++++ Listing ++++

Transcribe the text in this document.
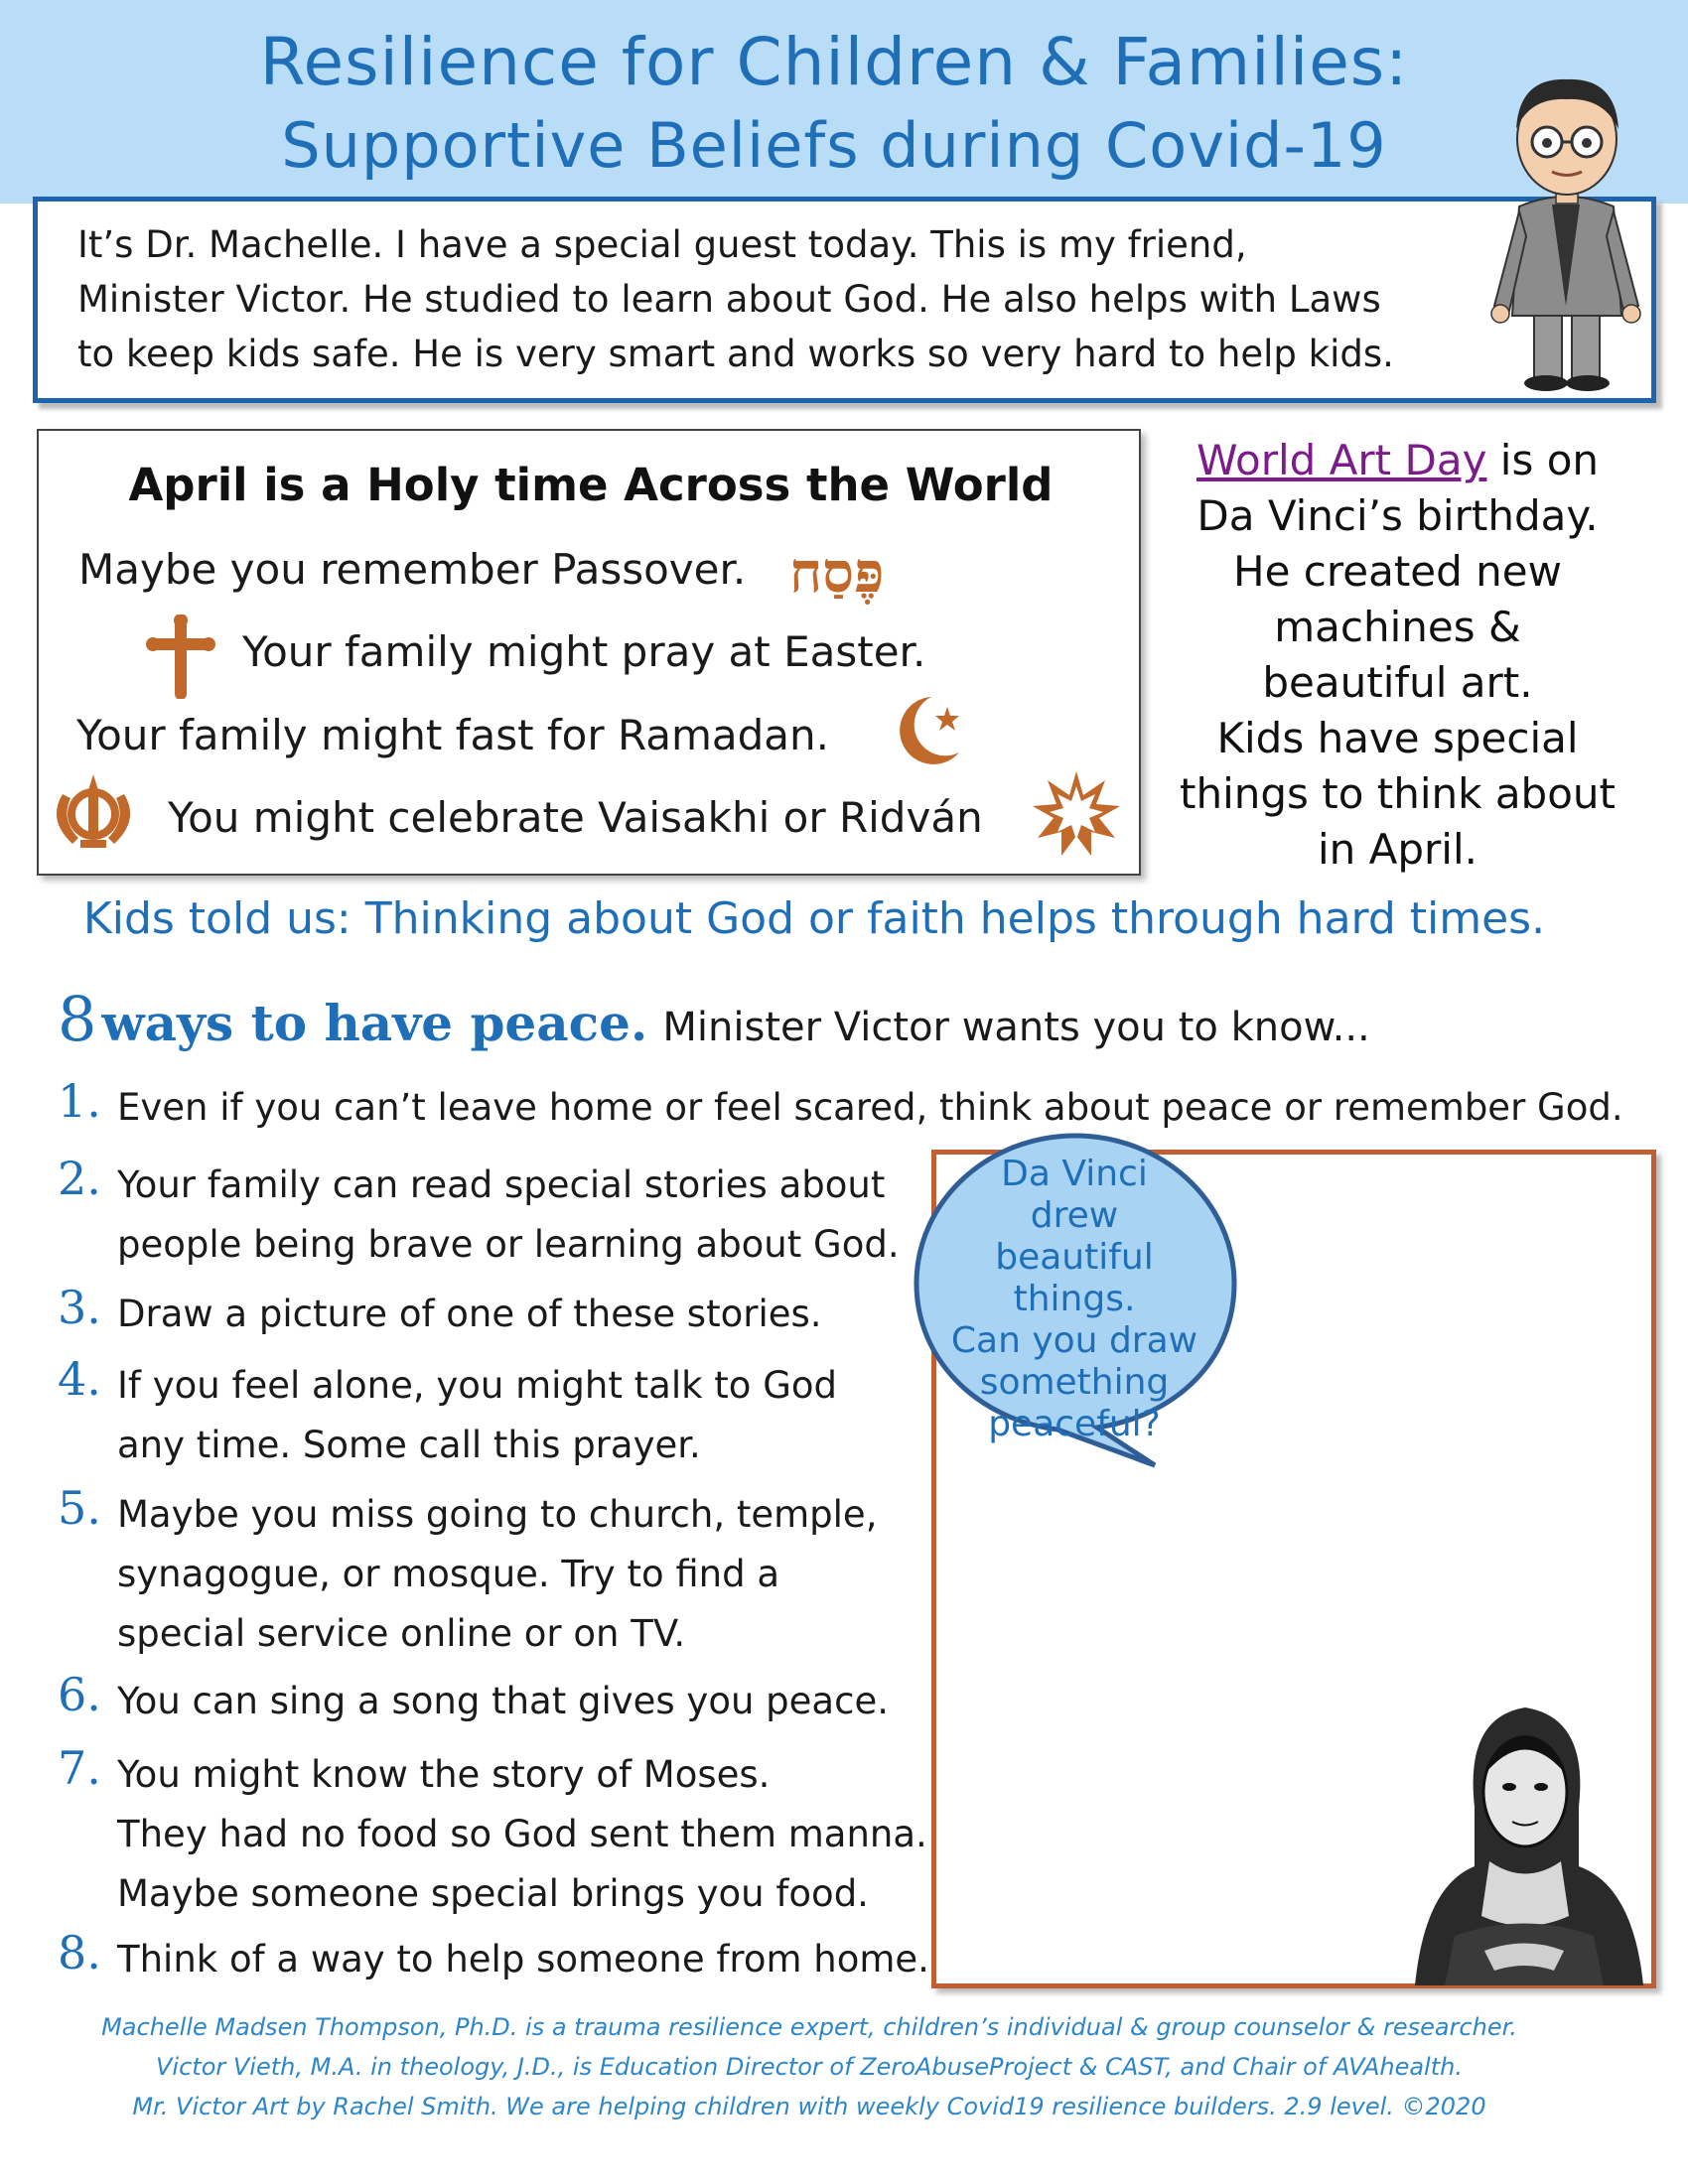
Resilience for Children & Families:
Supportive Beliefs during Covid-19
It’s Dr. Machelle. I have a special guest today. This is my friend,
Minister Victor. He studied to learn about God. He also helps with Laws
to keep kids safe. He is very smart and works so very hard to help kids.
April is a Holy time Across the World
Maybe you remember Passover. פֶּסַח
Your family might pray at Easter.
Your family might fast for Ramadan.
You might celebrate Vaisakhi or Ridván
World Art Day is on
Da Vinci’s birthday.
He created new
machines &
beautiful art.
Kids have special
things to think about
in April.
Kids told us: Thinking about God or faith helps through hard times.
8 ways to have peace. Minister Victor wants you to know...
1. Even if you can’t leave home or feel scared, think about peace or remember God.
2. Your family can read special stories about
people being brave or learning about God.
3. Draw a picture of one of these stories.
4. If you feel alone, you might talk to God
any time. Some call this prayer.
5. Maybe you miss going to church, temple,
synagogue, or mosque. Try to find a
special service online or on TV.
6. You can sing a song that gives you peace.
7. You might know the story of Moses.
They had no food so God sent them manna.
Maybe someone special brings you food.
8. Think of a way to help someone from home.
Da Vinci
drew
beautiful
things.
Can you draw
something
peaceful?
Machelle Madsen Thompson, Ph.D. is a trauma resilience expert, children’s individual & group counselor & researcher.
Victor Vieth, M.A. in theology, J.D., is Education Director of ZeroAbuseProject & CAST, and Chair of AVAhealth.
Mr. Victor Art by Rachel Smith. We are helping children with weekly Covid19 resilience builders. 2.9 level. ©2020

++++

**Work to do**
Find how many of the lines above have the word "April" in them. State only that number.

**Task answer**
2